::: Supplied records
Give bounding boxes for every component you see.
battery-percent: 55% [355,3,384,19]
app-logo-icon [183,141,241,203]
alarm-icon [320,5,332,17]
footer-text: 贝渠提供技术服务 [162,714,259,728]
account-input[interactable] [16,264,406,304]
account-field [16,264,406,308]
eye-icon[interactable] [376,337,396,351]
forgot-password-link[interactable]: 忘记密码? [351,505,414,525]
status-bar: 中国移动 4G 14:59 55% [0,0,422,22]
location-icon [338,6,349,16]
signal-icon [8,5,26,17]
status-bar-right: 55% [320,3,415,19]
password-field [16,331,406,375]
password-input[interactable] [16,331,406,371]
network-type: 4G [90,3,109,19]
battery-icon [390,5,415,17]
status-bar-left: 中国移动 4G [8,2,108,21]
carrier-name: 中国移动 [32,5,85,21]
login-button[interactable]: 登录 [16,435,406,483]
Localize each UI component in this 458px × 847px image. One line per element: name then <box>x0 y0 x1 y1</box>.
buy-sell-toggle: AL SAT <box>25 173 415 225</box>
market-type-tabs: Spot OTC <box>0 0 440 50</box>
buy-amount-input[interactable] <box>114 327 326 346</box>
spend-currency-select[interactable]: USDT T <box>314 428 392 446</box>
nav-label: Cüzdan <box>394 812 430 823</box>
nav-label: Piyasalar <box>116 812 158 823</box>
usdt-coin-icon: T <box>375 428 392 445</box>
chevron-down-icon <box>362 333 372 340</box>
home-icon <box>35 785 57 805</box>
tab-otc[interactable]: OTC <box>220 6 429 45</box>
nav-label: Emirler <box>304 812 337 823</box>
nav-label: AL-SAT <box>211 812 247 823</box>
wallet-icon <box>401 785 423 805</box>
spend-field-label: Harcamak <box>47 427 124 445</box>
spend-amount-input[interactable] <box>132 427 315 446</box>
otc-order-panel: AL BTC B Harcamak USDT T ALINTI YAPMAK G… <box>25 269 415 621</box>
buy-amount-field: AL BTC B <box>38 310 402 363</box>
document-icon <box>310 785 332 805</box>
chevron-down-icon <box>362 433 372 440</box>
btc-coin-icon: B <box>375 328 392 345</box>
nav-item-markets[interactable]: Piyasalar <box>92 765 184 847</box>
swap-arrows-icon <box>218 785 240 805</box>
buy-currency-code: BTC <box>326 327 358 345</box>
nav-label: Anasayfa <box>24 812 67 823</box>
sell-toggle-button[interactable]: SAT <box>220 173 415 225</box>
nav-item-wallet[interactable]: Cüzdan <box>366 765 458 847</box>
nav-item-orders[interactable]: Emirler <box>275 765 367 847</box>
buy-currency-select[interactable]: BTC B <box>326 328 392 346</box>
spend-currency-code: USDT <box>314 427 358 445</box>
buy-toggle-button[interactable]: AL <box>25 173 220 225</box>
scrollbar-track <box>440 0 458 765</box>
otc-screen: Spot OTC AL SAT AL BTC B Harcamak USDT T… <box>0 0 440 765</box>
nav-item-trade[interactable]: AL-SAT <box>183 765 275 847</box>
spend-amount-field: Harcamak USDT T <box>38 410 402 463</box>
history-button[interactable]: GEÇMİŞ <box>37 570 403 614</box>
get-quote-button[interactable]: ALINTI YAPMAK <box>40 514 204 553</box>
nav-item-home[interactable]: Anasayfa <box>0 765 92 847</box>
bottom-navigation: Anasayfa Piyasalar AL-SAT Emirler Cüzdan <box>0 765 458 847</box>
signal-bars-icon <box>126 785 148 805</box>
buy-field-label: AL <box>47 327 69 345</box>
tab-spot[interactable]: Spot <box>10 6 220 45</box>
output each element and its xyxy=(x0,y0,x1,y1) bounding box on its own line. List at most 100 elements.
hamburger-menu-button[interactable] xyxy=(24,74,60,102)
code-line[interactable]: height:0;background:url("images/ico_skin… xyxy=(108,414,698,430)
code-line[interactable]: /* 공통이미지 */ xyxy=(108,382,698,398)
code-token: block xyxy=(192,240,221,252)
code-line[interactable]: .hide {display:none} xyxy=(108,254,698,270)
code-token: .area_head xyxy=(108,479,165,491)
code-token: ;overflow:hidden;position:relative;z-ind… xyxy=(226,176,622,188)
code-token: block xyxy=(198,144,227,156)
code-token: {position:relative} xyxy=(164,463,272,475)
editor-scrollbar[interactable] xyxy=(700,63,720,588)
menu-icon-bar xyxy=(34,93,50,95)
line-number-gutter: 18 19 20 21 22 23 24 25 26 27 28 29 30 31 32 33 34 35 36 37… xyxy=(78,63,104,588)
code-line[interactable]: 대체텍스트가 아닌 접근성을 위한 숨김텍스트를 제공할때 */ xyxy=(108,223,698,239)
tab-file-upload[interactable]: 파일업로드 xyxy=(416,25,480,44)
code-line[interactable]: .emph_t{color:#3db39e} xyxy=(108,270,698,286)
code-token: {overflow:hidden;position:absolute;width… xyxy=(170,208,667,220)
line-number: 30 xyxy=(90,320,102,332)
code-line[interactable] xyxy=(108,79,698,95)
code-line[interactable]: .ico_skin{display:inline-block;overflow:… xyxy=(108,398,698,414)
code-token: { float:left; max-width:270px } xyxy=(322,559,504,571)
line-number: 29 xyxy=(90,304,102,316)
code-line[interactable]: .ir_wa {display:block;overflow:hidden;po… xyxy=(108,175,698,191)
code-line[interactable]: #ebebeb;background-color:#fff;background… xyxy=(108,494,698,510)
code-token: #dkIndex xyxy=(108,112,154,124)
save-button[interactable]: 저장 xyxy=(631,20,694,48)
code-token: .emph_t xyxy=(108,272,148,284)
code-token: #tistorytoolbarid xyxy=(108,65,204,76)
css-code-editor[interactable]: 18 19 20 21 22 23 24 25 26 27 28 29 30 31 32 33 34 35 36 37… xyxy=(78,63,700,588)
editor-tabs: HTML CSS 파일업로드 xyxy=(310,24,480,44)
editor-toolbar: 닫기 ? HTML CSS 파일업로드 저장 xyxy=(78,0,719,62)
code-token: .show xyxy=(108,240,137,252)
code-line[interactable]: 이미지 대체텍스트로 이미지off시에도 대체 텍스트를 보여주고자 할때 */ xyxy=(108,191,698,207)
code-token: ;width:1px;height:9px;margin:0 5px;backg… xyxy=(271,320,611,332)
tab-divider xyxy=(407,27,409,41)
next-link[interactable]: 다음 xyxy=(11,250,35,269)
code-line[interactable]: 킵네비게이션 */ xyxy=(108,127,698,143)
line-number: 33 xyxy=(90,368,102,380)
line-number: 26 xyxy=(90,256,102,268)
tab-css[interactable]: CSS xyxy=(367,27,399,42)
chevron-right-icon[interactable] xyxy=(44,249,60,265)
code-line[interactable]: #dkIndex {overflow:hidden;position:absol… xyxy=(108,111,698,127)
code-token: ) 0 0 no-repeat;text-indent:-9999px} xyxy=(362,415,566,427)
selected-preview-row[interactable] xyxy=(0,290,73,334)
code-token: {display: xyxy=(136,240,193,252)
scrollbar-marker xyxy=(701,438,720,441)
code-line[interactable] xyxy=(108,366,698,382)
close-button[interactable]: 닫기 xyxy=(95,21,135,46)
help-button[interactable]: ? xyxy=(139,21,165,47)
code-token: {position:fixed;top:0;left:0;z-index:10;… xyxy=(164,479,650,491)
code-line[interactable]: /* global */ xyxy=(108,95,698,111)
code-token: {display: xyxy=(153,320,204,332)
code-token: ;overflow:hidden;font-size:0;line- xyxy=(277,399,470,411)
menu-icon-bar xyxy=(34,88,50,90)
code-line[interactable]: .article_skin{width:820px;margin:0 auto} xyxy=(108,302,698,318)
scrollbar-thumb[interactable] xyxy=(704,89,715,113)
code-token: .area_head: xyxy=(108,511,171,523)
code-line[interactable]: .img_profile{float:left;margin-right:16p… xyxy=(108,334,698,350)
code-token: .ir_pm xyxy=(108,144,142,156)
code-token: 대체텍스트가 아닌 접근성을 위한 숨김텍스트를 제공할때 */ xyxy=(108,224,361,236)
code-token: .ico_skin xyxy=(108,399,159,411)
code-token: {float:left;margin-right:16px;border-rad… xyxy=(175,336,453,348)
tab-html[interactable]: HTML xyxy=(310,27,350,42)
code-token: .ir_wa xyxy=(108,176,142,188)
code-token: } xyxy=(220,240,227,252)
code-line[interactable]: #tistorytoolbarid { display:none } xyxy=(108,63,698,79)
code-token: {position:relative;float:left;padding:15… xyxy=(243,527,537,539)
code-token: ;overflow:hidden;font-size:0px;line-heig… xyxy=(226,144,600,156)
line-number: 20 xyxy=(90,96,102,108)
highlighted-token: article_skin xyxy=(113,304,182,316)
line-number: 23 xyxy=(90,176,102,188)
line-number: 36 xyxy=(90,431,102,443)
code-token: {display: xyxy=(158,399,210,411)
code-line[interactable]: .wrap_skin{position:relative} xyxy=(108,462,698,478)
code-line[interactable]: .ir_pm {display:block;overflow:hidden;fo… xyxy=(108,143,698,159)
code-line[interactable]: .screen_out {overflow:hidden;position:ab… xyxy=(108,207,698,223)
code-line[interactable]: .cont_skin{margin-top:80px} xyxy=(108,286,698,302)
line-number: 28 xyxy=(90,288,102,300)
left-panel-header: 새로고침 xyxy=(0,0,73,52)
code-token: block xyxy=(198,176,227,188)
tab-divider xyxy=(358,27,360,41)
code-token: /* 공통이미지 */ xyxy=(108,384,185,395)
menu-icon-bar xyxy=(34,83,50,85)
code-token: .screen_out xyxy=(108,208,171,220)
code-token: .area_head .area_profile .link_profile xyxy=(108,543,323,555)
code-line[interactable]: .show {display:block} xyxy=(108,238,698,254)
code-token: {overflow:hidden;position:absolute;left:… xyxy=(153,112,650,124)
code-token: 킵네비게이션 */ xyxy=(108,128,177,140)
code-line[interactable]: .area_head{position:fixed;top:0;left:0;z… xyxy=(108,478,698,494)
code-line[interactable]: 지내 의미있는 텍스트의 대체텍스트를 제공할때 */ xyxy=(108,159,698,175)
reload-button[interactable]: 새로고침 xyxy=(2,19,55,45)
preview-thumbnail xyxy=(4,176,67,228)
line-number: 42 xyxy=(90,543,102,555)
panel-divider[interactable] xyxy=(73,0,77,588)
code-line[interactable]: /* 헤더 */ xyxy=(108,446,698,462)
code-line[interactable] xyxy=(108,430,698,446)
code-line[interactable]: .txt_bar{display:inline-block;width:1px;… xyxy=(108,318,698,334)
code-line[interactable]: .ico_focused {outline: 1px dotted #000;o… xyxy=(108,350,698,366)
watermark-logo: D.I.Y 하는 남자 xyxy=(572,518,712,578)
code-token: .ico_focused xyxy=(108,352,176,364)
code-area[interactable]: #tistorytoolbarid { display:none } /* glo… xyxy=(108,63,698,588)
::::::
--- Instructions to follow ---
Reproduce the records word for word, from their first line through the line containing "buy-amount-input[interactable] <box>114 327", including both of those lines.

--- Problem solution ---
Give bounding boxes for every component you see.
battery-percent: 55% [355,3,384,19]
app-logo-icon [183,141,241,203]
alarm-icon [320,5,332,17]
footer-text: 贝渠提供技术服务 [162,714,259,728]
account-input[interactable] [16,264,406,304]
account-field [16,264,406,308]
eye-icon[interactable] [376,337,396,351]
forgot-password-link[interactable]: 忘记密码? [351,505,414,525]
status-bar: 中国移动 4G 14:59 55% [0,0,422,22]
location-icon [338,6,349,16]
signal-icon [8,5,26,17]
status-bar-right: 55% [320,3,415,19]
password-field [16,331,406,375]
password-input[interactable] [16,331,406,371]
network-type: 4G [90,3,109,19]
battery-icon [390,5,415,17]
status-bar-left: 中国移动 4G [8,2,108,21]
carrier-name: 中国移动 [32,5,85,21]
login-button[interactable]: 登录 [16,435,406,483]
Localize each UI component in this 458px × 847px image. One line per element: name then <box>x0 y0 x1 y1</box>.
buy-sell-toggle: AL SAT <box>25 173 415 225</box>
market-type-tabs: Spot OTC <box>0 0 440 50</box>
buy-amount-input[interactable] <box>114 327 326 346</box>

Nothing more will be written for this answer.